━━━ RECORD EXCERPTS ━━━

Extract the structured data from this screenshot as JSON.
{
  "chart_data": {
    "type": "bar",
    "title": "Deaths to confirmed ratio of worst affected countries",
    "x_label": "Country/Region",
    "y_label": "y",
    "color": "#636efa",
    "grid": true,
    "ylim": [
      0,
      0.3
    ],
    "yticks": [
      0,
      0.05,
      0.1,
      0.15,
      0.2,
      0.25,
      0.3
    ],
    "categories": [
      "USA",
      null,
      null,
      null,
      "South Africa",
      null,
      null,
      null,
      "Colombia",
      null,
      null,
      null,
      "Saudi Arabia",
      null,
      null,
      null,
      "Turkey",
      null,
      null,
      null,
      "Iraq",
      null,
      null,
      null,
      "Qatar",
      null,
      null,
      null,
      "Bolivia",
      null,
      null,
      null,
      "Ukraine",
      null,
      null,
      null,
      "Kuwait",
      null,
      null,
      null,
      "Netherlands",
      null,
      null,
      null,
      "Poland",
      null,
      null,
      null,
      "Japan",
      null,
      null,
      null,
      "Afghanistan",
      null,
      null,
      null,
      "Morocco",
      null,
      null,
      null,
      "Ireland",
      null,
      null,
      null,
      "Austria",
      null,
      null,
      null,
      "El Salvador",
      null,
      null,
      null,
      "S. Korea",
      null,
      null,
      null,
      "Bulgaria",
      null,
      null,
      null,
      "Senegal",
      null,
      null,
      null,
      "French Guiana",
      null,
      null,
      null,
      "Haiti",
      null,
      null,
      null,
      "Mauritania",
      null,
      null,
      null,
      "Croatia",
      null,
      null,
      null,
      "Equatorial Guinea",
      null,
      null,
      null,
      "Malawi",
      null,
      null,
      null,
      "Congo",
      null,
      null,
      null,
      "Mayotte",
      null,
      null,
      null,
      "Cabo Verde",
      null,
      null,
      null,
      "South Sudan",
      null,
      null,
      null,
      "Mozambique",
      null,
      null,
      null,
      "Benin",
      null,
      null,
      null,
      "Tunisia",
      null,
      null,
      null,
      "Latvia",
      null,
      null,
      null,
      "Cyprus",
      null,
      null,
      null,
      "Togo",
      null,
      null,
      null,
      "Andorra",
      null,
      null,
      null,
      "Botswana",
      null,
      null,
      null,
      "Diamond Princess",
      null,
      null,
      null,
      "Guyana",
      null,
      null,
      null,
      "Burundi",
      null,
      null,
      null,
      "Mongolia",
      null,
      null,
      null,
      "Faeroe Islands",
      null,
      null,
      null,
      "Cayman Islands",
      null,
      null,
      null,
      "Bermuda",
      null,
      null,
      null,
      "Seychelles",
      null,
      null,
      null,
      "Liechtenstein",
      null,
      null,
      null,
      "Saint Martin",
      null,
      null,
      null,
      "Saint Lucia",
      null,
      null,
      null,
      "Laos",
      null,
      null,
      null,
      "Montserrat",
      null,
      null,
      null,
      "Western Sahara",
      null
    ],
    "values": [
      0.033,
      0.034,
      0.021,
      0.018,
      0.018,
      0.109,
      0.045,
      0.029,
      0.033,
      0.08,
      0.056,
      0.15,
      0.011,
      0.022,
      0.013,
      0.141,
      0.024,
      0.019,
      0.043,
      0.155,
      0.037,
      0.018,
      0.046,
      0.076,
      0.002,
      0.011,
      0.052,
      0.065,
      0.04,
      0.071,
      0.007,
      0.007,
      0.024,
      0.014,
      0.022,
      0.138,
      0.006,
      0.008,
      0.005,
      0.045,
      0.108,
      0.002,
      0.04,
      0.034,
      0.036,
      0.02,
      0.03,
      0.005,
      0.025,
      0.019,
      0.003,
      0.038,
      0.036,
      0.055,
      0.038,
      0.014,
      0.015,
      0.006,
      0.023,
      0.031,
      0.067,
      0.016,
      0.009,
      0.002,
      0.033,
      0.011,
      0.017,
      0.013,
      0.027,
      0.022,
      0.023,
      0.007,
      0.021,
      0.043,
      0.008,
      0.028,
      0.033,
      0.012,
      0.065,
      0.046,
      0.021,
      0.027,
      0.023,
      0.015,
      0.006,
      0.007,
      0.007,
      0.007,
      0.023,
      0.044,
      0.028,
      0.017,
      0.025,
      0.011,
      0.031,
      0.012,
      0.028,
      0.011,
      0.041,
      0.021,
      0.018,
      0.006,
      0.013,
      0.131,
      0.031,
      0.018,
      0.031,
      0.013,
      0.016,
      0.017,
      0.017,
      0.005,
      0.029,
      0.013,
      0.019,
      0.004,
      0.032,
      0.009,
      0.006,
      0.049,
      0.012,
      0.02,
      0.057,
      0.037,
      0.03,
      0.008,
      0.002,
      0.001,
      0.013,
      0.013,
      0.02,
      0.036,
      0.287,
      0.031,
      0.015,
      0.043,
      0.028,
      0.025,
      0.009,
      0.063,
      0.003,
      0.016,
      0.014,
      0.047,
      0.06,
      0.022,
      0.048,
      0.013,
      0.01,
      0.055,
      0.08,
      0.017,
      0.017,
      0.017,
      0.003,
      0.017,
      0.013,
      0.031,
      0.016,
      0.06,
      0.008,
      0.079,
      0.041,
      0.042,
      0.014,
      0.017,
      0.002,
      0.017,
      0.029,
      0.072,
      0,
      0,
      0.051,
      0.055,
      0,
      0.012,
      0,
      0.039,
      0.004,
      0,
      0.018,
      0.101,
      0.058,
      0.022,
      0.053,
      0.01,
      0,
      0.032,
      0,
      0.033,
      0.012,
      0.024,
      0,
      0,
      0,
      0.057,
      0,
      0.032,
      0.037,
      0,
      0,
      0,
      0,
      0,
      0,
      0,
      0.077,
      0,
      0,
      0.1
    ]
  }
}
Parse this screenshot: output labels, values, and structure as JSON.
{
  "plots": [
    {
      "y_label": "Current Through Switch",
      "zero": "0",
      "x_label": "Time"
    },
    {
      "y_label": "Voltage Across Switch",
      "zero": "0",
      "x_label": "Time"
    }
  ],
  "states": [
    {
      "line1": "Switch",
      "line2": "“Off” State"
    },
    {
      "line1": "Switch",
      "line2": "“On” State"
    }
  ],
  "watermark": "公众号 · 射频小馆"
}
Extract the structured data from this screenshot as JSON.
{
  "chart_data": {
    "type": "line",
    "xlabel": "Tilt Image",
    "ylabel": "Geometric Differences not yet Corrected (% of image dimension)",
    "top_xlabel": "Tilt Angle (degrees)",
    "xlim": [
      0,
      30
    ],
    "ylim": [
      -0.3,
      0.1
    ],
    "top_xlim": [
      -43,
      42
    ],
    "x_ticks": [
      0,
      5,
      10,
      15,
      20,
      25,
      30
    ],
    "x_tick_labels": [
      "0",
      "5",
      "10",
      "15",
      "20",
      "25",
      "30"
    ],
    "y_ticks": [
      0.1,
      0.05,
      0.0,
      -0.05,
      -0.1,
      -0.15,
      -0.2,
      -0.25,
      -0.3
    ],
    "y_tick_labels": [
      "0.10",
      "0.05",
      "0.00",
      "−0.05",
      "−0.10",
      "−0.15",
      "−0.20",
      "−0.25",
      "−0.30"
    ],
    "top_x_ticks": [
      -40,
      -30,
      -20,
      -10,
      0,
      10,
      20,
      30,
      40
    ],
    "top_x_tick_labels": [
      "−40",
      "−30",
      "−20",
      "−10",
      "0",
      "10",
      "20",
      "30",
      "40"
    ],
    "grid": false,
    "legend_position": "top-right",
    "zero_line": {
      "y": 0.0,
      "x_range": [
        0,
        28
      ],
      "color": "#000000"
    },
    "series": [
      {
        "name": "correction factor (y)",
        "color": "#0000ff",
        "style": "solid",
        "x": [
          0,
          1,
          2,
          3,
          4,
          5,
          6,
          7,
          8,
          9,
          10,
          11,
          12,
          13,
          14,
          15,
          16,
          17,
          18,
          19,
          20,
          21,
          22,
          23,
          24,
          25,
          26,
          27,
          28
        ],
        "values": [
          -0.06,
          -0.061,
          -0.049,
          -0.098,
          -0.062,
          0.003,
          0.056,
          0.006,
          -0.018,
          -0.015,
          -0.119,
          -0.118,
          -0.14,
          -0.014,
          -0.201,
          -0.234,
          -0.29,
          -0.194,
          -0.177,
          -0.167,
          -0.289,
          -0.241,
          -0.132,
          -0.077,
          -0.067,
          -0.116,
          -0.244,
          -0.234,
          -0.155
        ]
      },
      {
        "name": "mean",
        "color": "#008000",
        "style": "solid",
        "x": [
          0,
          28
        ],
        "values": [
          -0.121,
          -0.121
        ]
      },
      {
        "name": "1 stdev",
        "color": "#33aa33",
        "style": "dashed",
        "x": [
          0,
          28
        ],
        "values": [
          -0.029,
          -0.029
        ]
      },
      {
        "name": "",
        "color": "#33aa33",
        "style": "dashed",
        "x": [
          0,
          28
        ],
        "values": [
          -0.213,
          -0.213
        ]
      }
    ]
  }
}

━━━

**TASK OBJECTIVE**
State the number of lines holding the word "name" in the listing. Add nothing else.

**CORRECT ANSWER**
4